STATED PROBLEM → Below is a block of records; return all of them exactly, but without the images.

RECORDS FOR THIS EXERCISE →
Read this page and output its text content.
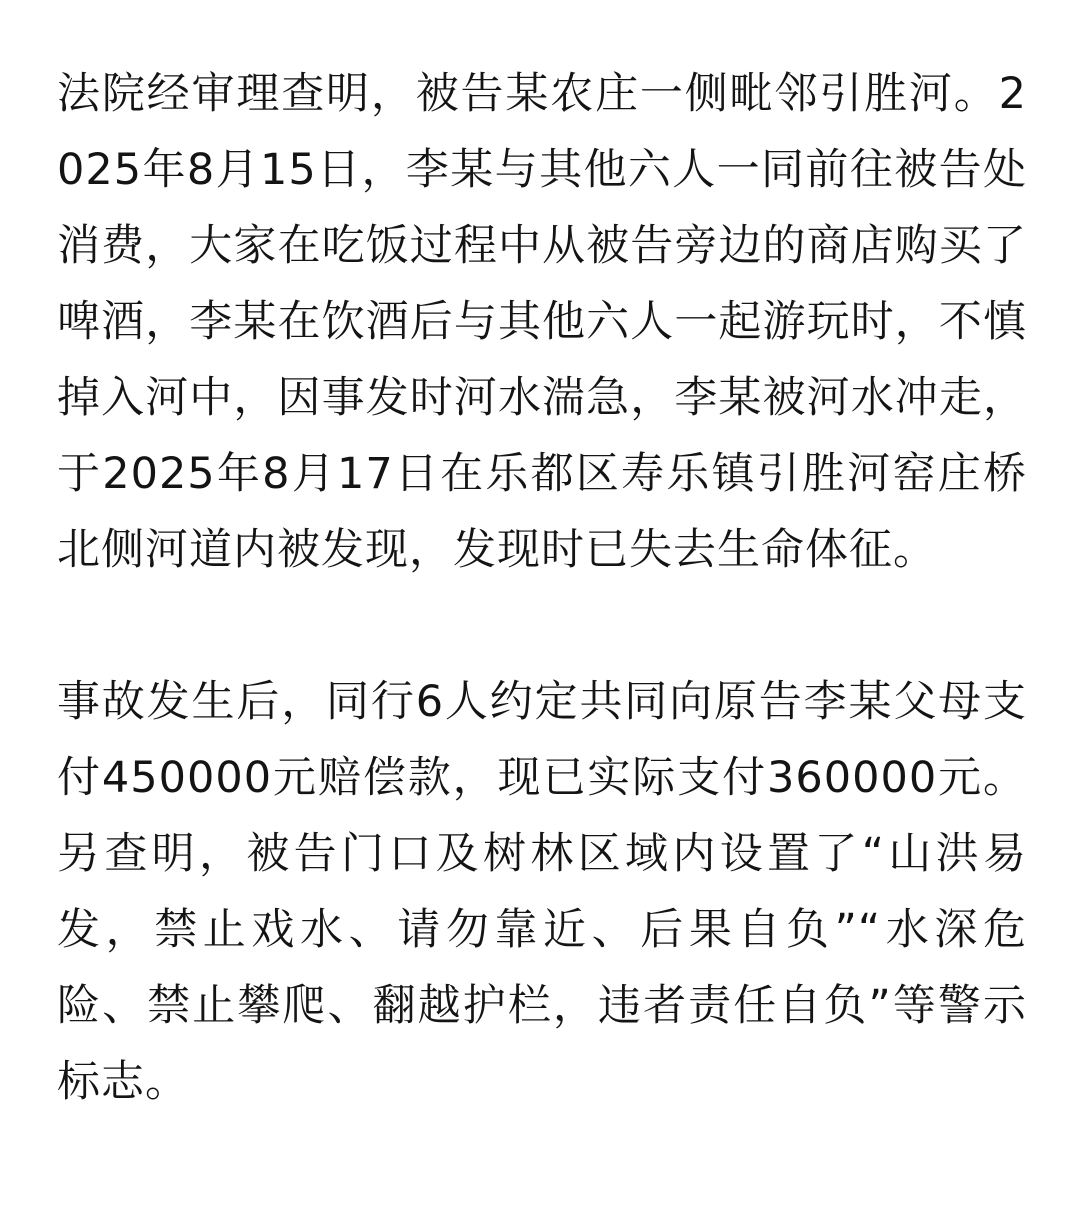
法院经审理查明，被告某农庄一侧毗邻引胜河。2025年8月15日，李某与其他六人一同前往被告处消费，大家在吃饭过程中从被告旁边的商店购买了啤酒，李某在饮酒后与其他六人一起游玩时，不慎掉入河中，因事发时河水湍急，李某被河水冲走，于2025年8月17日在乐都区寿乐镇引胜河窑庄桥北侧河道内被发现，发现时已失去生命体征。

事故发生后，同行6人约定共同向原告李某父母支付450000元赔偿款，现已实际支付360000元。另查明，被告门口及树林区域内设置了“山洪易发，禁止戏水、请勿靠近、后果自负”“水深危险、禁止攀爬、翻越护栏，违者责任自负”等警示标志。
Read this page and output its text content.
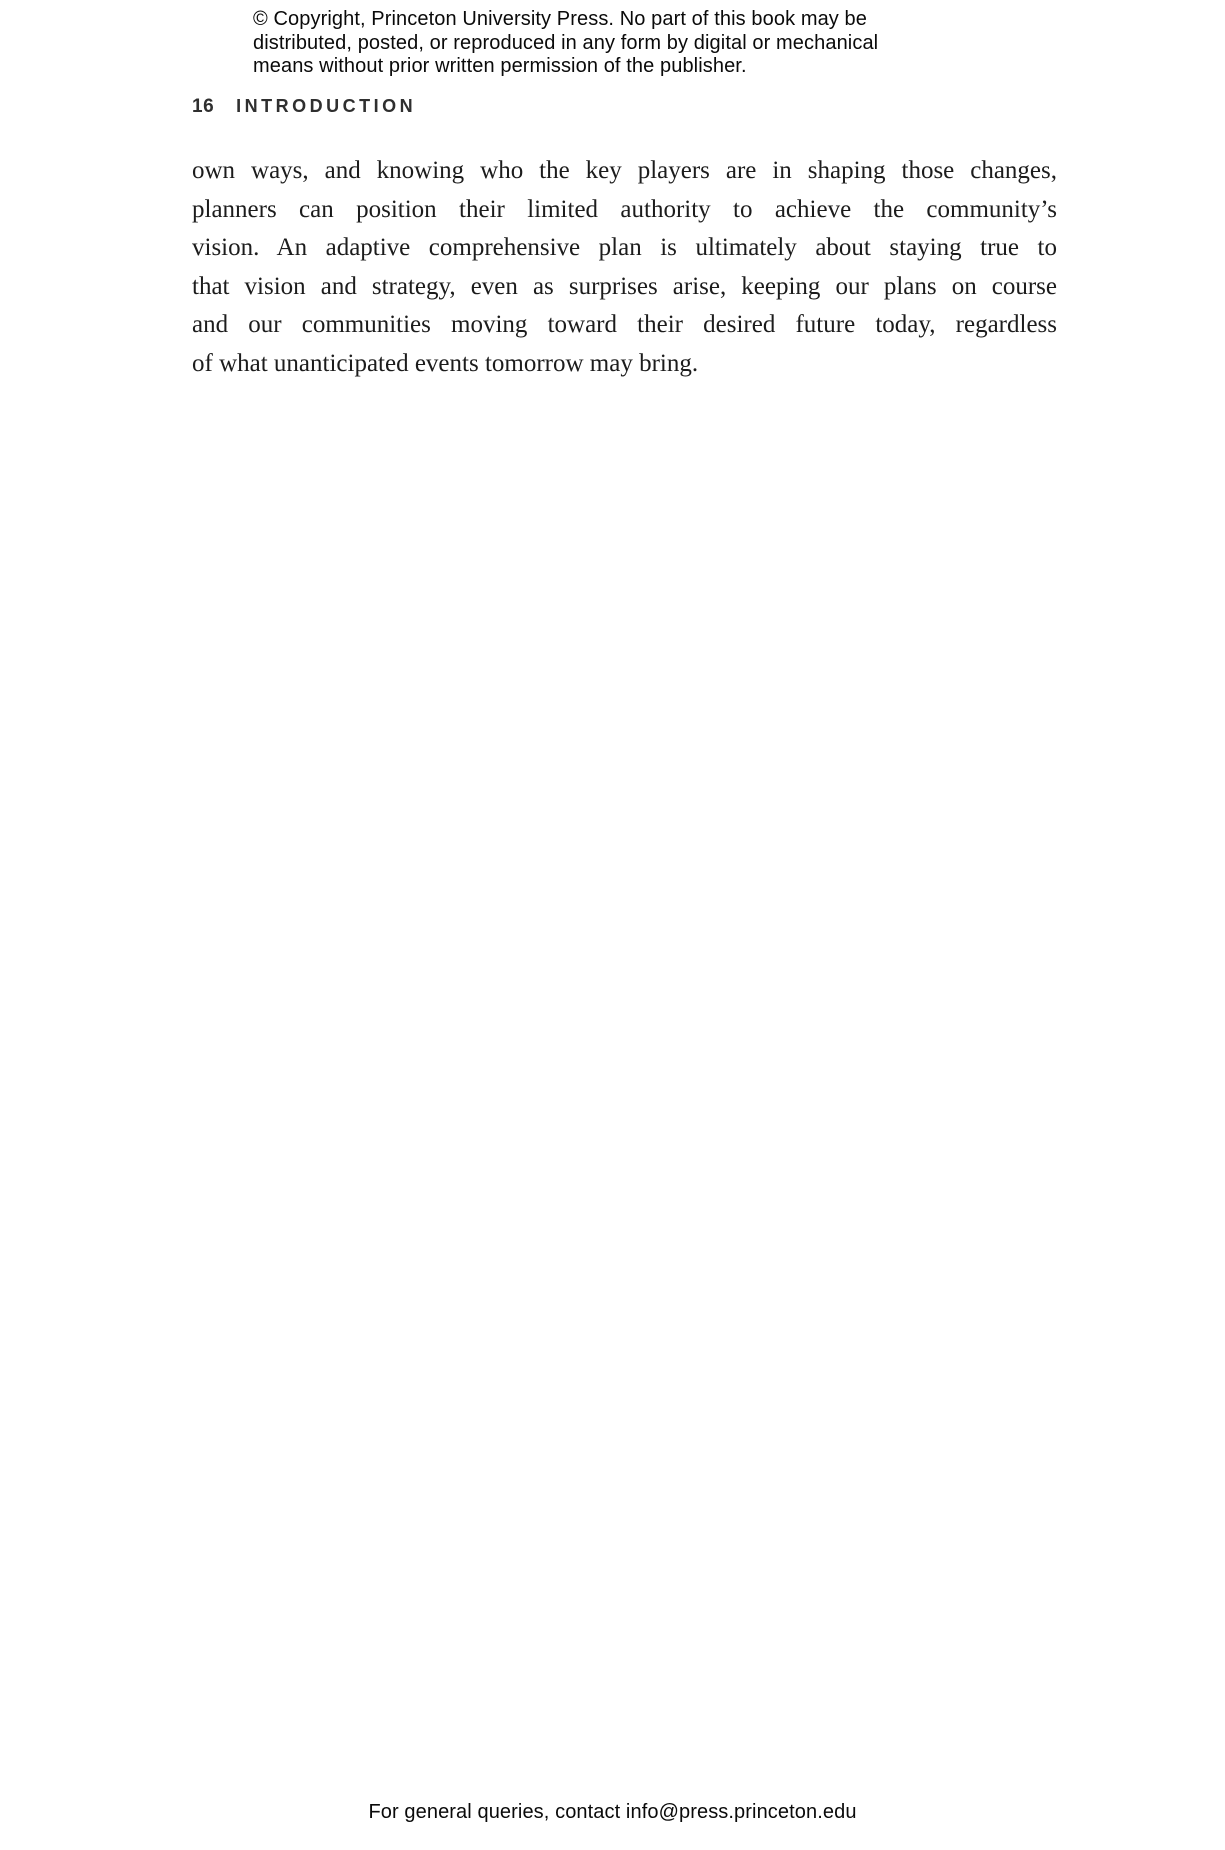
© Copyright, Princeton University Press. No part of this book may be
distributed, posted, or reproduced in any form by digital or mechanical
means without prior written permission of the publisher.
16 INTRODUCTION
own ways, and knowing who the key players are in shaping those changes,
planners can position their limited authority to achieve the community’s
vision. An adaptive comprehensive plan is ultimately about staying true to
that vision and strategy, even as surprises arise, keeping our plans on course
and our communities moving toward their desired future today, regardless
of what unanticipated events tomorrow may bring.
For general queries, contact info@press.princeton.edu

OUTPUT OF THE TASK →
Read this page and output its text content.
法院经审理查明，被告某农庄一侧毗邻引胜河。2025年8月15日，李某与其他六人一同前往被告处消费，大家在吃饭过程中从被告旁边的商店购买了啤酒，李某在饮酒后与其他六人一起游玩时，不慎掉入河中，因事发时河水湍急，李某被河水冲走，于2025年8月17日在乐都区寿乐镇引胜河窑庄桥北侧河道内被发现，发现时已失去生命体征。

事故发生后，同行6人约定共同向原告李某父母支付450000元赔偿款，现已实际支付360000元。另查明，被告门口及树林区域内设置了“山洪易发，禁止戏水、请勿靠近、后果自负”“水深危险、禁止攀爬、翻越护栏，违者责任自负”等警示标志。
Read this page and output its text content.
© Copyright, Princeton University Press. No part of this book may be
distributed, posted, or reproduced in any form by digital or mechanical
means without prior written permission of the publisher.
16 INTRODUCTION
own ways, and knowing who the key players are in shaping those changes,
planners can position their limited authority to achieve the community’s
vision. An adaptive comprehensive plan is ultimately about staying true to
that vision and strategy, even as surprises arise, keeping our plans on course
and our communities moving toward their desired future today, regardless
of what unanticipated events tomorrow may bring.
For general queries, contact info@press.princeton.edu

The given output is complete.